* _Goal_
Begin with the line that contains "What text is on this page?" and transcribe each line after it, up to and including the last line of the listing below.

* _Records_

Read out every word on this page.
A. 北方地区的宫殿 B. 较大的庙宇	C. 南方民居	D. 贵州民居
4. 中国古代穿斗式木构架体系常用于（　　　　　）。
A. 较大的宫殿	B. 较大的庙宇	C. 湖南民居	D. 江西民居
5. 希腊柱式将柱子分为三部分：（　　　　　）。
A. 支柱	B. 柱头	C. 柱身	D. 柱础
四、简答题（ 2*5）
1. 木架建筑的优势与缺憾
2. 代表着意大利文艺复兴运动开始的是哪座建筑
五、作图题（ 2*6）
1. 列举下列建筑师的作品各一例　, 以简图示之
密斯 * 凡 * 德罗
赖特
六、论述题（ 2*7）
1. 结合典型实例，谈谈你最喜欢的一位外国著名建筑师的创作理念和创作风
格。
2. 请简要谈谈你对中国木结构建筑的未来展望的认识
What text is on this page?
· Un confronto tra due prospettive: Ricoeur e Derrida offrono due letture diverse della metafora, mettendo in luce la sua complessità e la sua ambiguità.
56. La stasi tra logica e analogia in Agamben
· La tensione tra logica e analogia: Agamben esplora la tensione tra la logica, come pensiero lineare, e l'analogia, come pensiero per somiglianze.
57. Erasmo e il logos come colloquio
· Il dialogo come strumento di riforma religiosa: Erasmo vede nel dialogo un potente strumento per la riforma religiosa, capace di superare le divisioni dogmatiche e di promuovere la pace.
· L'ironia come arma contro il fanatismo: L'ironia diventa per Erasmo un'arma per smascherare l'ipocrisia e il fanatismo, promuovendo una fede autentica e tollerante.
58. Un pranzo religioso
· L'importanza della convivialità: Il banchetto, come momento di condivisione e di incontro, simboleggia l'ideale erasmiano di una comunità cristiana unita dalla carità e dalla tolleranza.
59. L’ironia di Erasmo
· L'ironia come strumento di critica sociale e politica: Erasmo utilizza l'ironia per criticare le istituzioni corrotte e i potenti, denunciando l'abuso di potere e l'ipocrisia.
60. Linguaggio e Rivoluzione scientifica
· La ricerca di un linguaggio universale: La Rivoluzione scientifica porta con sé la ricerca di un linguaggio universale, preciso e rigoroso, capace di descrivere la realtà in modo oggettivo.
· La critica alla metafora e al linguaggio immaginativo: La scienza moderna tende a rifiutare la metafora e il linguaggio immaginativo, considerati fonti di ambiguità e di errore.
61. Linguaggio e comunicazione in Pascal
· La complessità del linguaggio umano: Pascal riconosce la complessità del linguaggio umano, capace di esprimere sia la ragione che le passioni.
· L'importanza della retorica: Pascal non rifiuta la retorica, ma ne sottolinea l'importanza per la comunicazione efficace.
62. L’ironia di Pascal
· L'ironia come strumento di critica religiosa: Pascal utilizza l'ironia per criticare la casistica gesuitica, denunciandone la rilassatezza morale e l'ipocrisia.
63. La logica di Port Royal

* _Answer to the task_
What text is on this page?
· Un confronto tra due prospettive: Ricoeur e Derrida offrono due letture diverse della metafora, mettendo in luce la sua complessità e la sua ambiguità.
56. La stasi tra logica e analogia in Agamben
· La tensione tra logica e analogia: Agamben esplora la tensione tra la logica, come pensiero lineare, e l'analogia, come pensiero per somiglianze.
57. Erasmo e il logos come colloquio
· Il dialogo come strumento di riforma religiosa: Erasmo vede nel dialogo un potente strumento per la riforma religiosa, capace di superare le divisioni dogmatiche e di promuovere la pace.
· L'ironia come arma contro il fanatismo: L'ironia diventa per Erasmo un'arma per smascherare l'ipocrisia e il fanatismo, promuovendo una fede autentica e tollerante.
58. Un pranzo religioso
· L'importanza della convivialità: Il banchetto, come momento di condivisione e di incontro, simboleggia l'ideale erasmiano di una comunità cristiana unita dalla carità e dalla tolleranza.
59. L’ironia di Erasmo
· L'ironia come strumento di critica sociale e politica: Erasmo utilizza l'ironia per criticare le istituzioni corrotte e i potenti, denunciando l'abuso di potere e l'ipocrisia.
60. Linguaggio e Rivoluzione scientifica
· La ricerca di un linguaggio universale: La Rivoluzione scientifica porta con sé la ricerca di un linguaggio universale, preciso e rigoroso, capace di descrivere la realtà in modo oggettivo.
· La critica alla metafora e al linguaggio immaginativo: La scienza moderna tende a rifiutare la metafora e il linguaggio immaginativo, considerati fonti di ambiguità e di errore.
61. Linguaggio e comunicazione in Pascal
· La complessità del linguaggio umano: Pascal riconosce la complessità del linguaggio umano, capace di esprimere sia la ragione che le passioni.
· L'importanza della retorica: Pascal non rifiuta la retorica, ma ne sottolinea l'importanza per la comunicazione efficace.
62. L’ironia di Pascal
· L'ironia come strumento di critica religiosa: Pascal utilizza l'ironia per criticare la casistica gesuitica, denunciandone la rilassatezza morale e l'ipocrisia.
63. La logica di Port Royal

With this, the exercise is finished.